WHAT THE TASK ASKS — Exactly as given, repeat all of the entries.

TASK MATERIAL —
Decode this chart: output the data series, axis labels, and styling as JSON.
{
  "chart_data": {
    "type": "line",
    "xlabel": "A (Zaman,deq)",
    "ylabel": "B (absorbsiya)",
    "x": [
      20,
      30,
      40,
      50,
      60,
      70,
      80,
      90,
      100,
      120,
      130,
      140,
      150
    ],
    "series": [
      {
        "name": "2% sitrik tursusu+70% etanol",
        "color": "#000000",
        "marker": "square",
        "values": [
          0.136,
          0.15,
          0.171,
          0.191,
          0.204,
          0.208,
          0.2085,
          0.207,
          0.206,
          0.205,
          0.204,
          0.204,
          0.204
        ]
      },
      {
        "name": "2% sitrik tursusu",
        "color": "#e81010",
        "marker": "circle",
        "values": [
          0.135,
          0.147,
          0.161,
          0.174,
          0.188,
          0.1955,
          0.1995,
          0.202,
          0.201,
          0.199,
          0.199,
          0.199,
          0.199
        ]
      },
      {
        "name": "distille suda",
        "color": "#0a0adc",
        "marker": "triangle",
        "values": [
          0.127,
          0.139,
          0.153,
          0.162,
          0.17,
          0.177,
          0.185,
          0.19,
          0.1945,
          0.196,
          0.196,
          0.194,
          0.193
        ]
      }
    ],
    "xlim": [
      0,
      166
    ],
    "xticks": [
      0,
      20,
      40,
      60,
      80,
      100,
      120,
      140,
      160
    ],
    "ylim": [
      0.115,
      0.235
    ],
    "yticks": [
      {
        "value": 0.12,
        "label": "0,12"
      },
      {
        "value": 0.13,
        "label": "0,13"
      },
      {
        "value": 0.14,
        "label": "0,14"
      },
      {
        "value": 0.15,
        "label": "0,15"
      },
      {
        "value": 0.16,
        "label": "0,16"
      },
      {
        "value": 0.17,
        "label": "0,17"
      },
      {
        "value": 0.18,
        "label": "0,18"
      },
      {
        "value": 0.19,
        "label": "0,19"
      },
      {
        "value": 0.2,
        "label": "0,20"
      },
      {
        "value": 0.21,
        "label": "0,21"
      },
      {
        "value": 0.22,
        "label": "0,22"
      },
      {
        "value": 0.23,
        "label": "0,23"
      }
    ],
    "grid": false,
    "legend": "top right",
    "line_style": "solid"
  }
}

FULL ANSWER —
Decode this chart: output the data series, axis labels, and styling as JSON.
{
  "chart_data": {
    "type": "line",
    "xlabel": "A (Zaman,deq)",
    "ylabel": "B (absorbsiya)",
    "x": [
      20,
      30,
      40,
      50,
      60,
      70,
      80,
      90,
      100,
      120,
      130,
      140,
      150
    ],
    "series": [
      {
        "name": "2% sitrik tursusu+70% etanol",
        "color": "#000000",
        "marker": "square",
        "values": [
          0.136,
          0.15,
          0.171,
          0.191,
          0.204,
          0.208,
          0.2085,
          0.207,
          0.206,
          0.205,
          0.204,
          0.204,
          0.204
        ]
      },
      {
        "name": "2% sitrik tursusu",
        "color": "#e81010",
        "marker": "circle",
        "values": [
          0.135,
          0.147,
          0.161,
          0.174,
          0.188,
          0.1955,
          0.1995,
          0.202,
          0.201,
          0.199,
          0.199,
          0.199,
          0.199
        ]
      },
      {
        "name": "distille suda",
        "color": "#0a0adc",
        "marker": "triangle",
        "values": [
          0.127,
          0.139,
          0.153,
          0.162,
          0.17,
          0.177,
          0.185,
          0.19,
          0.1945,
          0.196,
          0.196,
          0.194,
          0.193
        ]
      }
    ],
    "xlim": [
      0,
      166
    ],
    "xticks": [
      0,
      20,
      40,
      60,
      80,
      100,
      120,
      140,
      160
    ],
    "ylim": [
      0.115,
      0.235
    ],
    "yticks": [
      {
        "value": 0.12,
        "label": "0,12"
      },
      {
        "value": 0.13,
        "label": "0,13"
      },
      {
        "value": 0.14,
        "label": "0,14"
      },
      {
        "value": 0.15,
        "label": "0,15"
      },
      {
        "value": 0.16,
        "label": "0,16"
      },
      {
        "value": 0.17,
        "label": "0,17"
      },
      {
        "value": 0.18,
        "label": "0,18"
      },
      {
        "value": 0.19,
        "label": "0,19"
      },
      {
        "value": 0.2,
        "label": "0,20"
      },
      {
        "value": 0.21,
        "label": "0,21"
      },
      {
        "value": 0.22,
        "label": "0,22"
      },
      {
        "value": 0.23,
        "label": "0,23"
      }
    ],
    "grid": false,
    "legend": "top right",
    "line_style": "solid"
  }
}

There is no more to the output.